[Problem details] Exactly repeat the full listing that follows.

[Data supplied]
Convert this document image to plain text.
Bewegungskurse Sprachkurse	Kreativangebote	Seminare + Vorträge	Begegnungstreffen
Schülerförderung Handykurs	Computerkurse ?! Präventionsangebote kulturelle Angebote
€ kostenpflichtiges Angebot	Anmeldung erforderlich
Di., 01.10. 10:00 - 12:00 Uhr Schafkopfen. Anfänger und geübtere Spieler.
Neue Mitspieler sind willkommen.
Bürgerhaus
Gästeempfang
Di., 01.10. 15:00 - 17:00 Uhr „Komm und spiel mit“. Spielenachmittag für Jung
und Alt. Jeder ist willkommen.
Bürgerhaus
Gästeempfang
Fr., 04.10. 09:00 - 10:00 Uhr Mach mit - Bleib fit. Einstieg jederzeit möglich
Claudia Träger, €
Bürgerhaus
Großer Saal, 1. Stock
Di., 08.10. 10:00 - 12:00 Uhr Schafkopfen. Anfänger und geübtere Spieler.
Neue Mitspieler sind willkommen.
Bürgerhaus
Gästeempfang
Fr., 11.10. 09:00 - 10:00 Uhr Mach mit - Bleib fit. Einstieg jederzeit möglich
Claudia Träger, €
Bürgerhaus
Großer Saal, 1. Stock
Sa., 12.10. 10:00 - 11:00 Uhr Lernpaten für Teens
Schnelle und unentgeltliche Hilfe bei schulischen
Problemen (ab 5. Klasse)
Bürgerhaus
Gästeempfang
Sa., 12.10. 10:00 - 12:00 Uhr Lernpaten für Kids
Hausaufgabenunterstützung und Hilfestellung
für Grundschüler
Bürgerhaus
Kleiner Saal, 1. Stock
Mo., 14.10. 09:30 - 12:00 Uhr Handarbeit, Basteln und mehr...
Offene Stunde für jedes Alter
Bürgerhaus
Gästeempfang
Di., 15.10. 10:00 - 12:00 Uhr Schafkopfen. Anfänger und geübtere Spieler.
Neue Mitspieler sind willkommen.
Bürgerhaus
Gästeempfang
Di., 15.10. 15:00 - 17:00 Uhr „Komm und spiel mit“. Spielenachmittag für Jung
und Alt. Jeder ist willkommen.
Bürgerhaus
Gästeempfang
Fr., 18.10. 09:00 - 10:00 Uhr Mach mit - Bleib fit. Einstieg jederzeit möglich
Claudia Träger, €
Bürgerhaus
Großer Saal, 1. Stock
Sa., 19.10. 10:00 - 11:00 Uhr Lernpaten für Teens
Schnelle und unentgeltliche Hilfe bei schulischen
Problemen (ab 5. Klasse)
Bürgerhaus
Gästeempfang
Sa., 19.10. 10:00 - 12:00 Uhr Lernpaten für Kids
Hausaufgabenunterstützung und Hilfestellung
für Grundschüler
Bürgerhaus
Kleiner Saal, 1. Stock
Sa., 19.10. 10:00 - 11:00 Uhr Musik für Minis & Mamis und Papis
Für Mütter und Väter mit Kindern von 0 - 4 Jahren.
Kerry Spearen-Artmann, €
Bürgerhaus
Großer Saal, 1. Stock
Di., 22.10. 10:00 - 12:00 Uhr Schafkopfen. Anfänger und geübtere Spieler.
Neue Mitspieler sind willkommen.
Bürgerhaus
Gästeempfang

[Exercise result]
Convert this document image to plain text.
Bewegungskurse Sprachkurse	Kreativangebote	Seminare + Vorträge	Begegnungstreffen
Schülerförderung Handykurs	Computerkurse ?! Präventionsangebote kulturelle Angebote
€ kostenpflichtiges Angebot	Anmeldung erforderlich
Di., 01.10. 10:00 - 12:00 Uhr Schafkopfen. Anfänger und geübtere Spieler.
Neue Mitspieler sind willkommen.
Bürgerhaus
Gästeempfang
Di., 01.10. 15:00 - 17:00 Uhr „Komm und spiel mit“. Spielenachmittag für Jung
und Alt. Jeder ist willkommen.
Bürgerhaus
Gästeempfang
Fr., 04.10. 09:00 - 10:00 Uhr Mach mit - Bleib fit. Einstieg jederzeit möglich
Claudia Träger, €
Bürgerhaus
Großer Saal, 1. Stock
Di., 08.10. 10:00 - 12:00 Uhr Schafkopfen. Anfänger und geübtere Spieler.
Neue Mitspieler sind willkommen.
Bürgerhaus
Gästeempfang
Fr., 11.10. 09:00 - 10:00 Uhr Mach mit - Bleib fit. Einstieg jederzeit möglich
Claudia Träger, €
Bürgerhaus
Großer Saal, 1. Stock
Sa., 12.10. 10:00 - 11:00 Uhr Lernpaten für Teens
Schnelle und unentgeltliche Hilfe bei schulischen
Problemen (ab 5. Klasse)
Bürgerhaus
Gästeempfang
Sa., 12.10. 10:00 - 12:00 Uhr Lernpaten für Kids
Hausaufgabenunterstützung und Hilfestellung
für Grundschüler
Bürgerhaus
Kleiner Saal, 1. Stock
Mo., 14.10. 09:30 - 12:00 Uhr Handarbeit, Basteln und mehr...
Offene Stunde für jedes Alter
Bürgerhaus
Gästeempfang
Di., 15.10. 10:00 - 12:00 Uhr Schafkopfen. Anfänger und geübtere Spieler.
Neue Mitspieler sind willkommen.
Bürgerhaus
Gästeempfang
Di., 15.10. 15:00 - 17:00 Uhr „Komm und spiel mit“. Spielenachmittag für Jung
und Alt. Jeder ist willkommen.
Bürgerhaus
Gästeempfang
Fr., 18.10. 09:00 - 10:00 Uhr Mach mit - Bleib fit. Einstieg jederzeit möglich
Claudia Träger, €
Bürgerhaus
Großer Saal, 1. Stock
Sa., 19.10. 10:00 - 11:00 Uhr Lernpaten für Teens
Schnelle und unentgeltliche Hilfe bei schulischen
Problemen (ab 5. Klasse)
Bürgerhaus
Gästeempfang
Sa., 19.10. 10:00 - 12:00 Uhr Lernpaten für Kids
Hausaufgabenunterstützung und Hilfestellung
für Grundschüler
Bürgerhaus
Kleiner Saal, 1. Stock
Sa., 19.10. 10:00 - 11:00 Uhr Musik für Minis & Mamis und Papis
Für Mütter und Väter mit Kindern von 0 - 4 Jahren.
Kerry Spearen-Artmann, €
Bürgerhaus
Großer Saal, 1. Stock
Di., 22.10. 10:00 - 12:00 Uhr Schafkopfen. Anfänger und geübtere Spieler.
Neue Mitspieler sind willkommen.
Bürgerhaus
Gästeempfang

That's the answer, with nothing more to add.